# Start of Listing

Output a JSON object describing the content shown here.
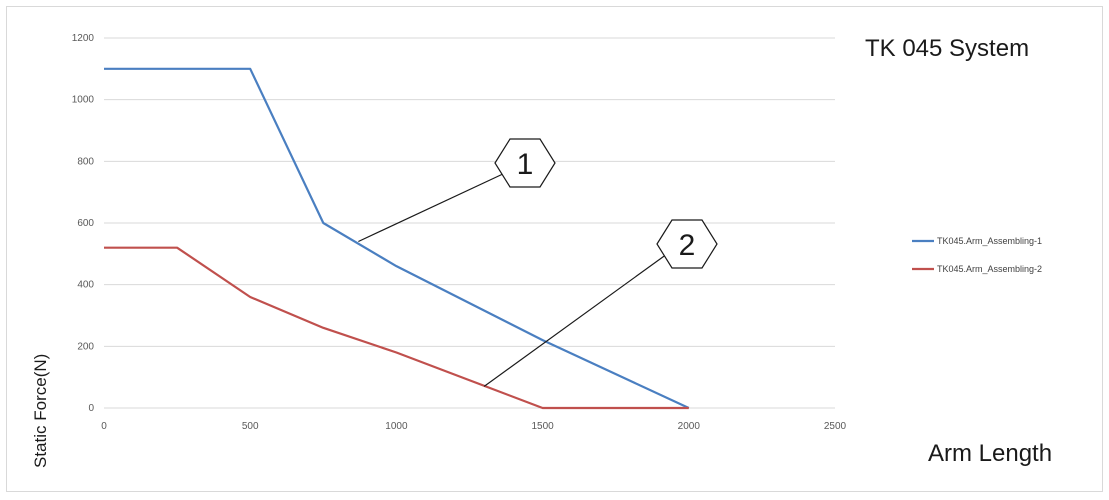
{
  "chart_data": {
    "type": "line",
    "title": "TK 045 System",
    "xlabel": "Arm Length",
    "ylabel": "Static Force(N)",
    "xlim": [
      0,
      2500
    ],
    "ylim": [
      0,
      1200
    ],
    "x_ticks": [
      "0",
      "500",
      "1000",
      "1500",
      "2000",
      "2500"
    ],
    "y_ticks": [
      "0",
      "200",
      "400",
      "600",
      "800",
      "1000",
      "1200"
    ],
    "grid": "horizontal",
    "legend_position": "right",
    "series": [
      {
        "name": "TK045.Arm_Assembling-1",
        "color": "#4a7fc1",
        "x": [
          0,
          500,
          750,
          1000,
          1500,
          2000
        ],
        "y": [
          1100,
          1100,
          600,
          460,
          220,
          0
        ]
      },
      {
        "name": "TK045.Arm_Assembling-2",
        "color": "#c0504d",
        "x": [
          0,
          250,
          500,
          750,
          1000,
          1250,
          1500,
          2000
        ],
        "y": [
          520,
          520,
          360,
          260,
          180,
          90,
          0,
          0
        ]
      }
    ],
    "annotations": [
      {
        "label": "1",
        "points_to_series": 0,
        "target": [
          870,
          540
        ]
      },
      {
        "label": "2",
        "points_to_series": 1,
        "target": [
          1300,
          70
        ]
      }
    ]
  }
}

# End of Listing
# Start of Listing

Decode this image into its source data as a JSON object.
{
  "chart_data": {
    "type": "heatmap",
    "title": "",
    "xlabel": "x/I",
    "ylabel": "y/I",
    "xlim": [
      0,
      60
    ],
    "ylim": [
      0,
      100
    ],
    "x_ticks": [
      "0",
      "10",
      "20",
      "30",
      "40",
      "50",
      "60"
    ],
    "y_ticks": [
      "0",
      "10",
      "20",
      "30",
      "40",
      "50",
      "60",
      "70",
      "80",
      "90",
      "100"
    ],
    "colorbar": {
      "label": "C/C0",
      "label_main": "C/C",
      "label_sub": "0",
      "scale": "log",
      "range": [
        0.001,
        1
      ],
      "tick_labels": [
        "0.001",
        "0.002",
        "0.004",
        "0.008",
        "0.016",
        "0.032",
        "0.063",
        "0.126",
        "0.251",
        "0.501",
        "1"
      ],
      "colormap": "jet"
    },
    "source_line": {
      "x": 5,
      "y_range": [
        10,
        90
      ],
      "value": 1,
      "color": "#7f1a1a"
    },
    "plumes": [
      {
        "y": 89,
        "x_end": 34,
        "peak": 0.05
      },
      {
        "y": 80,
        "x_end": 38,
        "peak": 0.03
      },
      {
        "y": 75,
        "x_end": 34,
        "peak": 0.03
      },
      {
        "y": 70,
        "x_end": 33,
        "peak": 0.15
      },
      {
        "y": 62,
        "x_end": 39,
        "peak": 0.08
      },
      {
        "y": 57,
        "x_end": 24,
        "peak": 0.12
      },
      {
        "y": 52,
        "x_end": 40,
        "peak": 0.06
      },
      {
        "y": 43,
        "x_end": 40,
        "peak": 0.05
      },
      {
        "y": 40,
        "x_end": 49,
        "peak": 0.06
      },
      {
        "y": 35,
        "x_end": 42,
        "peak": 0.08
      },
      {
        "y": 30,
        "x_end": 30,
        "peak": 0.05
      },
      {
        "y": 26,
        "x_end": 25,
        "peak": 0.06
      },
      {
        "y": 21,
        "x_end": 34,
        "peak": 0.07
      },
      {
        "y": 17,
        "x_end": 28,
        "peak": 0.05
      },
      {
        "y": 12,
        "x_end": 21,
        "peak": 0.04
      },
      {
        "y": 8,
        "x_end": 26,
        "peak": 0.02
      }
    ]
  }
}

# End of Listing
# Start of Listing

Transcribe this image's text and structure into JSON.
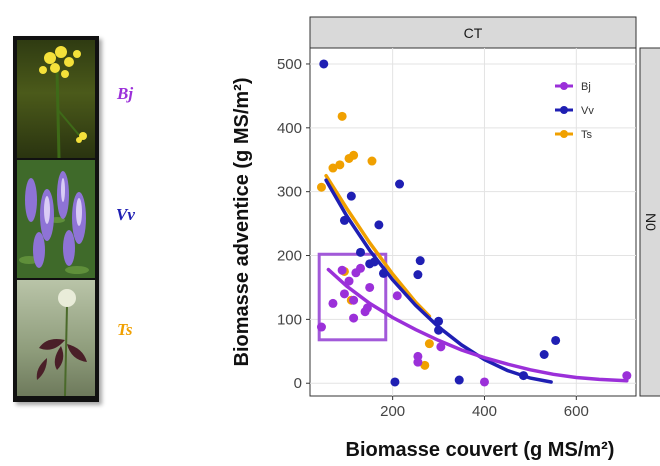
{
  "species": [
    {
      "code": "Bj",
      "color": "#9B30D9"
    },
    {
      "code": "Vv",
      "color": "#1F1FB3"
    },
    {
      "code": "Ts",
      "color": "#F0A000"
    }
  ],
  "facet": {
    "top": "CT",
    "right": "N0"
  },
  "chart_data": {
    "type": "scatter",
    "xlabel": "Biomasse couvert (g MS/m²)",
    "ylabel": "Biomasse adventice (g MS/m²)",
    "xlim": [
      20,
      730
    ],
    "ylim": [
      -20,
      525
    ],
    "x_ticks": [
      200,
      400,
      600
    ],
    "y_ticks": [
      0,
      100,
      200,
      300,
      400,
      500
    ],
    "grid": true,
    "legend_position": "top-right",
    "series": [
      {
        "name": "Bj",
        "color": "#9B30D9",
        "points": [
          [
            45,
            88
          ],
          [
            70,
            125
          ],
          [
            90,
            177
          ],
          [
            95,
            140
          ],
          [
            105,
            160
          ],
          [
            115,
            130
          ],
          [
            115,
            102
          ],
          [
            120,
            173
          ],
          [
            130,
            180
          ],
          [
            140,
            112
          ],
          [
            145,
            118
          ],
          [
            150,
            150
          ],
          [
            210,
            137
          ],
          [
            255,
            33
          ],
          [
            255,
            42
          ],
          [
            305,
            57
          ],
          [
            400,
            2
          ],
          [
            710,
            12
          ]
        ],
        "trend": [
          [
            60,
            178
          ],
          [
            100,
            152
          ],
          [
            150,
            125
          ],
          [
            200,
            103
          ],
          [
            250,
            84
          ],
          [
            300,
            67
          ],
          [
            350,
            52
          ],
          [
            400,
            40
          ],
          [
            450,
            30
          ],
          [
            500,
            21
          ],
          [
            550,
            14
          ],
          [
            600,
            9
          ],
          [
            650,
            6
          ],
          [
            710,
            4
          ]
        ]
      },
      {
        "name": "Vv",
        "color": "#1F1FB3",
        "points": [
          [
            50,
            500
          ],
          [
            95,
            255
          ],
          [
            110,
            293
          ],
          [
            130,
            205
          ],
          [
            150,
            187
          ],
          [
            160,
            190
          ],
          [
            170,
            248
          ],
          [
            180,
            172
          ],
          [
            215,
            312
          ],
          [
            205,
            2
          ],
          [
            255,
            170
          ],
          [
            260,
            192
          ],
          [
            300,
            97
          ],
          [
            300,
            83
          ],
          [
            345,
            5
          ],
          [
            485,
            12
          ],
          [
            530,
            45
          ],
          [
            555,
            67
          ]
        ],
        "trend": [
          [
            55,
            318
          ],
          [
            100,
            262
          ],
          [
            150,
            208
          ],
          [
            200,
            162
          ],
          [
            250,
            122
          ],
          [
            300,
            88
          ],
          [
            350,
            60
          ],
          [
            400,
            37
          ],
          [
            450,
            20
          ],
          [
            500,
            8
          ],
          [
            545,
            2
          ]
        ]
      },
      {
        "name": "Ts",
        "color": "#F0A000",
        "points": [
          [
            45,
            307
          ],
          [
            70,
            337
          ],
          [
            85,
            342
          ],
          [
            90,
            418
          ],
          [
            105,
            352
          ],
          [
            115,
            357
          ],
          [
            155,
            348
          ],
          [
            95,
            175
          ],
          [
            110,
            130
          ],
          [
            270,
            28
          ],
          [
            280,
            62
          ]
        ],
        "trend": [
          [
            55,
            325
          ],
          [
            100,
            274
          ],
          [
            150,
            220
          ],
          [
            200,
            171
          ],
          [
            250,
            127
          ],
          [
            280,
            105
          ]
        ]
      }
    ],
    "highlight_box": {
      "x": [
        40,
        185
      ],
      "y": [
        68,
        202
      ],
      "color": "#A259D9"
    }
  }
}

# End of Listing

**What to do**. Using the listing above, return all lines where the word "image" occurs.

**Complete answer**.
Decode this image into its source data as a JSON object.
Transcribe this image's text and structure into JSON.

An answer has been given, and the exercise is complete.